### Set task
Note each line where "在水力计算中" appears, and copy it.

### Input rows
□ □ □ □ □

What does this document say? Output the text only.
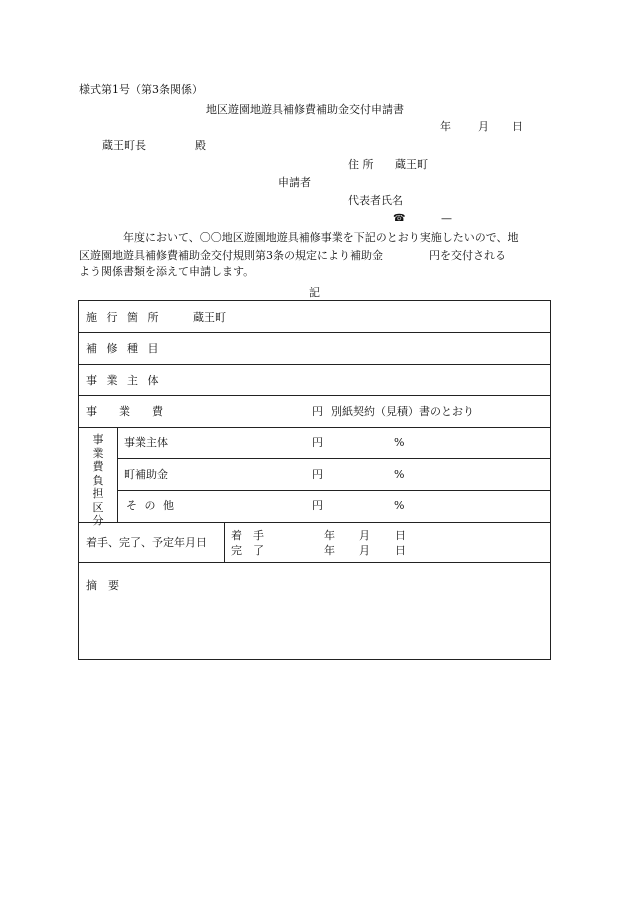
様式第1号（第3条関係）
地区遊園地遊具補修費補助金交付申請書
年 月 日
蔵王町長	殿
住 所 蔵王町
申請者
代表者氏名
☎	—
年度において、〇〇地区遊園地遊具補修事業を下記のとおり実施したいので、地
区遊園地遊具補修費補助金交付規則第3条の規定により補助金	円を交付される
よう関係書類を添えて申請します。
記
施 行 箇 所	蔵王町
補 修 種 目
事 業 主 体
事　　業　　費	円 別紙契約（見積）書のとおり
事業費負担区分
事業主体	円	%
町補助金	円	%
そ の 他	円	%
着手、完了、予定年月日
着　手	年 月 日
完　了	年 月 日
摘　要
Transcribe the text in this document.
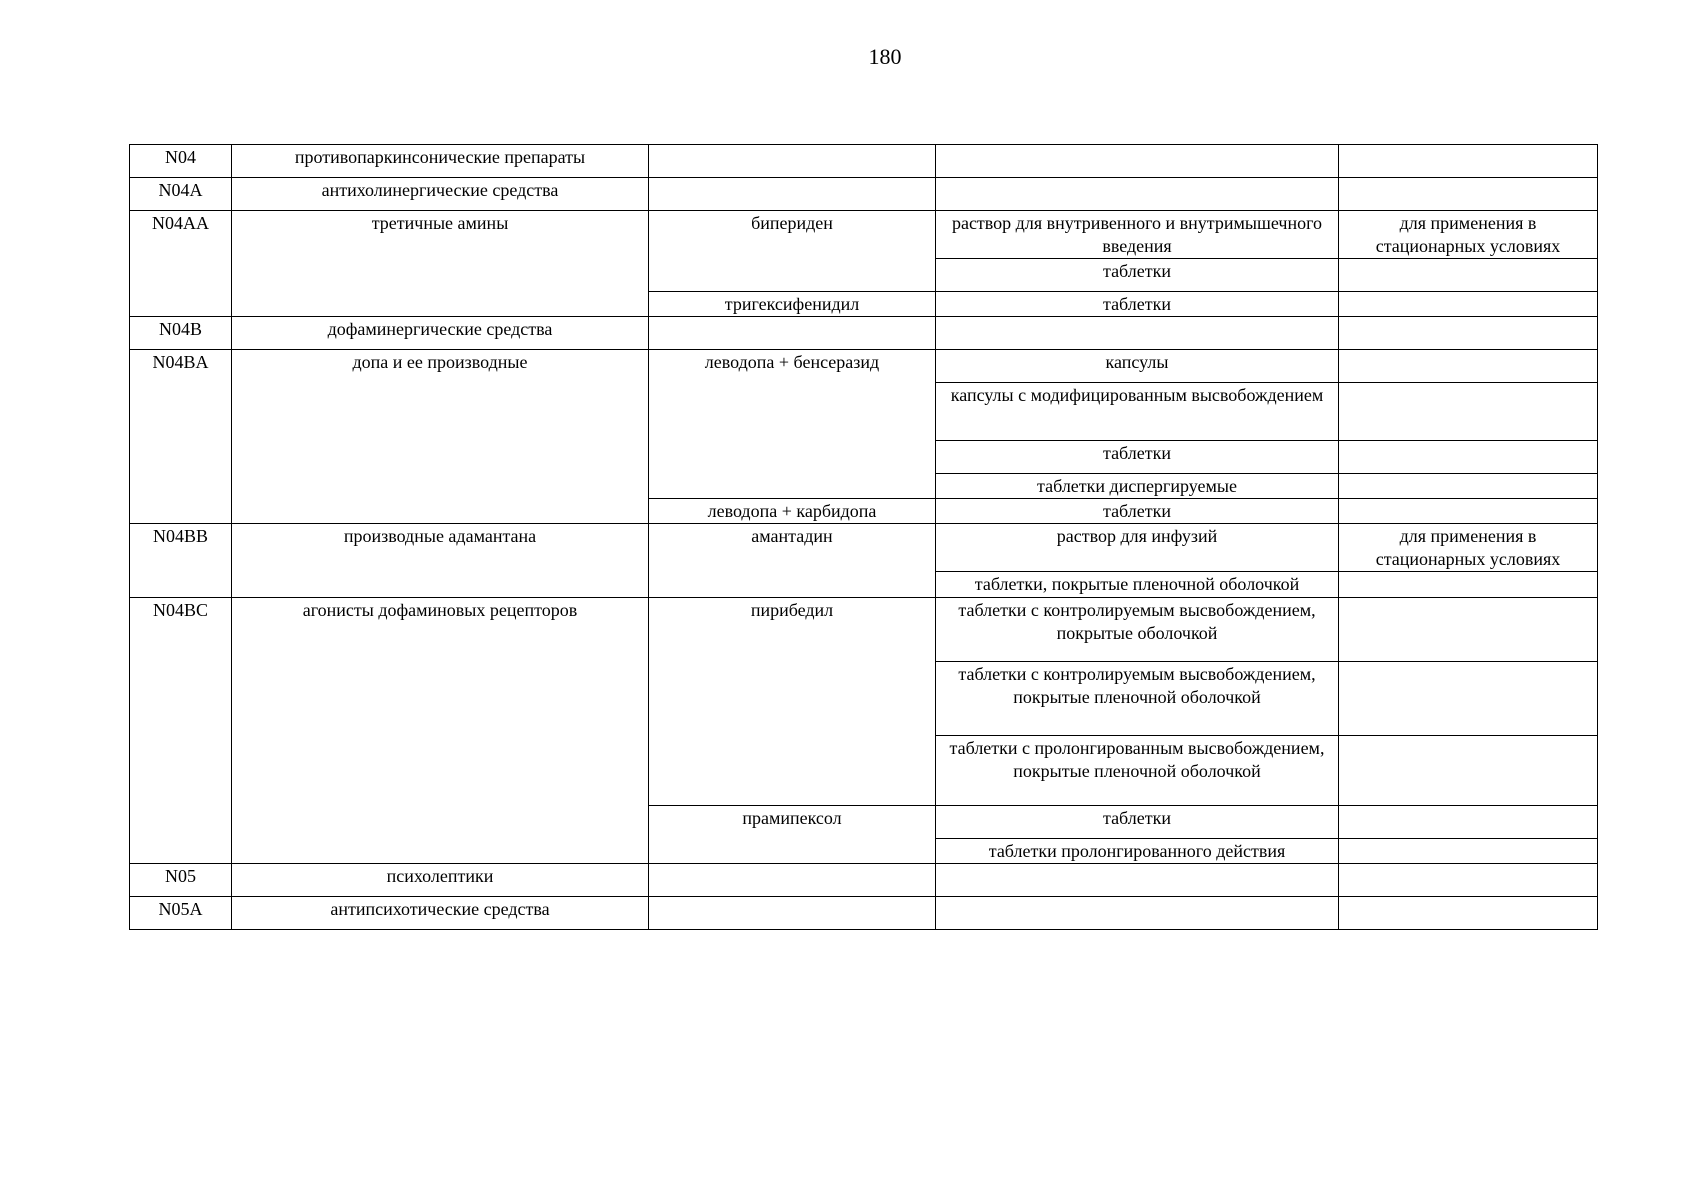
180
N04	противопаркинсонические препараты			
N04A	антихолинергические средства			
N04AA	третичные амины	бипериден	раствор для внутривенного и внутримышечного введения	для применения в стационарных условиях
			таблетки	
		тригексифенидил	таблетки	
N04B	дофаминергические средства			
N04BA	допа и ее производные	леводопа + бенсеразид	капсулы	
			капсулы с модифицированным высвобождением	
			таблетки	
			таблетки диспергируемые	
		леводопа + карбидопа	таблетки	
N04BB	производные адамантана	амантадин	раствор для инфузий	для применения в стационарных условиях
			таблетки, покрытые пленочной оболочкой	
N04BC	агонисты дофаминовых рецепторов	пирибедил	таблетки с контролируемым высвобождением, покрытые оболочкой	
			таблетки с контролируемым высвобождением, покрытые пленочной оболочкой	
			таблетки с пролонгированным высвобождением, покрытые пленочной оболочкой	
		прамипексол	таблетки	
			таблетки пролонгированного действия	
N05	психолептики			
N05A	антипсихотические средства			
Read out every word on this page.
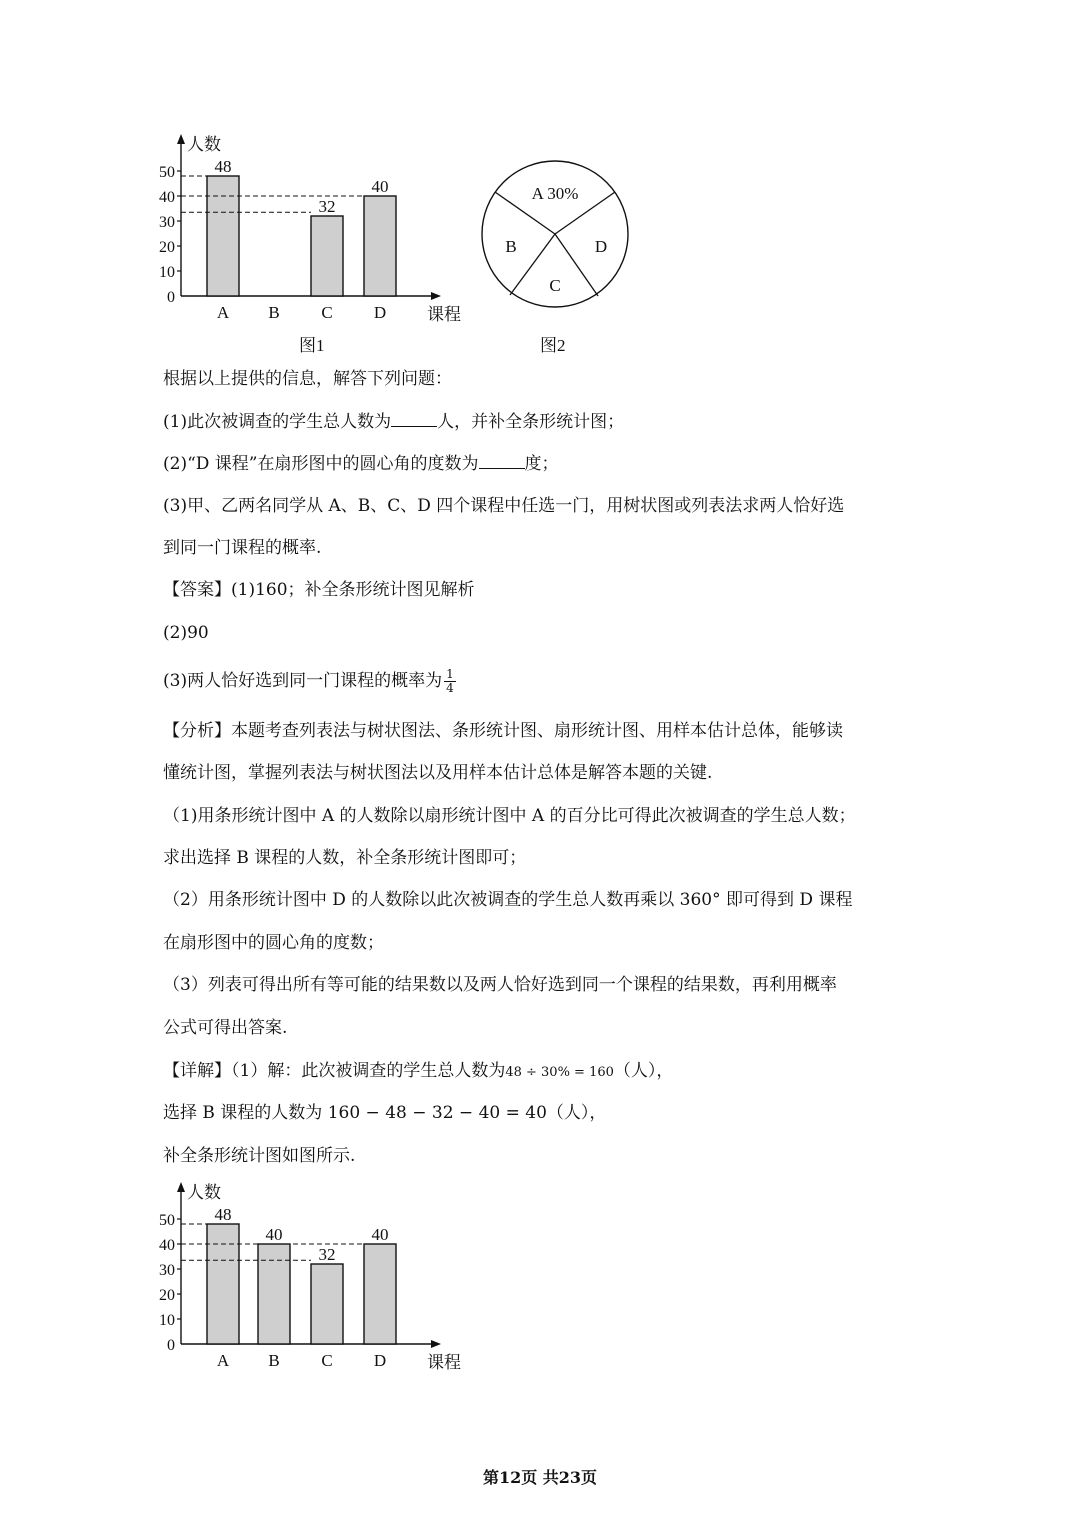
人数
课程
0
10
20
30
40
50
A
48
B C
32
D
40
图1
A 30%
B
C
D
图2
根据以上提供的信息，解答下列问题：
(1)此次被调查的学生总人数为	人，并补全条形统计图；
(2)“D 课程”在扇形图中的圆心角的度数为	度；
(3)甲、乙两名同学从 A、B、C、D 四个课程中任选一门，用树状图或列表法求两人恰好选
到同一门课程的概率.
【答案】(1)160；补全条形统计图见解析
(2)90
(3)两人恰好选到同一门课程的概率为 $\frac{1}{4}$
【分析】本题考查列表法与树状图法、条形统计图、扇形统计图、用样本估计总体，能够读
懂统计图，掌握列表法与树状图法以及用样本估计总体是解答本题的关键.
（1)用条形统计图中 A 的人数除以扇形统计图中 A 的百分比可得此次被调查的学生总人数；
求出选择 B 课程的人数，补全条形统计图即可；
（2）用条形统计图中 D 的人数除以此次被调查的学生总人数再乘以 360° 即可得到 D 课程
在扇形图中的圆心角的度数；
（3）列表可得出所有等可能的结果数以及两人恰好选到同一个课程的结果数，再利用概率
公式可得出答案.
【详解】（1）解：此次被调查的学生总人数为48 ÷ 30% = 160（人），
选择 B 课程的人数为 160 − 48 − 32 − 40 = 40（人），
补全条形统计图如图所示.
人数
课程
0
10
20
30
40
50
A
48
B
40
C
32
D
40
第12页 共23页
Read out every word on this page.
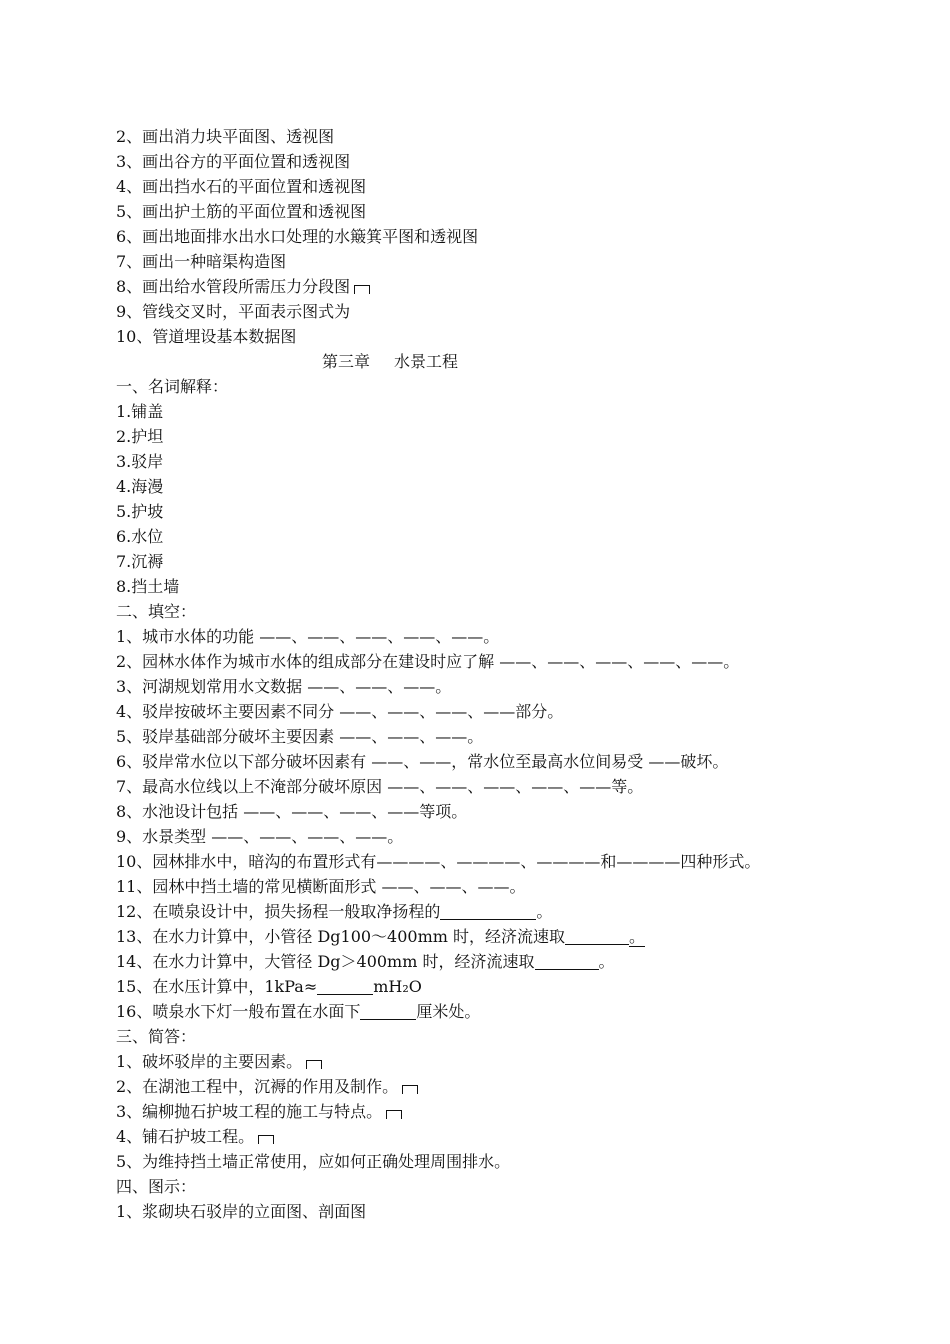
2、画出消力块平面图、透视图
3、画出谷方的平面位置和透视图
4、画出挡水石的平面位置和透视图
5、画出护土筋的平面位置和透视图
6、画出地面排水出水口处理的水簸箕平图和透视图
7、画出一种暗渠构造图
8、画出给水管段所需压力分段图
9、管线交叉时，平面表示图式为
10、管道埋设基本数据图
第三章 水景工程
一、名词解释：
1.铺盖
2.护坦
3.驳岸
4.海漫
5.护坡
6.水位
7.沉褥
8.挡土墙
二、填空：
1、城市水体的功能 ——、——、——、——、——。
2、园林水体作为城市水体的组成部分在建设时应了解 ——、——、——、——、——。
3、河湖规划常用水文数据 ——、——、——。
4、驳岸按破坏主要因素不同分 ——、——、——、——部分。
5、驳岸基础部分破坏主要因素 ——、——、——。
6、驳岸常水位以下部分破坏因素有 ——、——，常水位至最高水位间易受 ——破坏。
7、最高水位线以上不淹部分破坏原因 ——、——、——、——、——等。
8、水池设计包括 ——、——、——、——等项。
9、水景类型 ——、——、——、——。
10、园林排水中，暗沟的布置形式有————、————、————和————四种形式。
11、园林中挡土墙的常见横断面形式 ——、——、——。
12、在喷泉设计中，损失扬程一般取净扬程的	。
13、在水力计算中，小管径 Dg100～400mm 时，经济流速取	。
14、在水力计算中，大管径 Dg＞400mm 时，经济流速取	。
15、在水压计算中，1kPa≈	mH₂O
16、喷泉水下灯一般布置在水面下	厘米处。
三、简答：
1、破坏驳岸的主要因素。
2、在湖池工程中，沉褥的作用及制作。
3、编柳抛石护坡工程的施工与特点。
4、铺石护坡工程。
5、为维持挡土墙正常使用，应如何正确处理周围排水。
四、图示：
1、浆砌块石驳岸的立面图、剖面图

□ □ □ □ □

### Correct response
13、在水力计算中，小管径 Dg100～400mm 时，经济流速取	。
14、在水力计算中，大管径 Dg＞400mm 时，经济流速取	。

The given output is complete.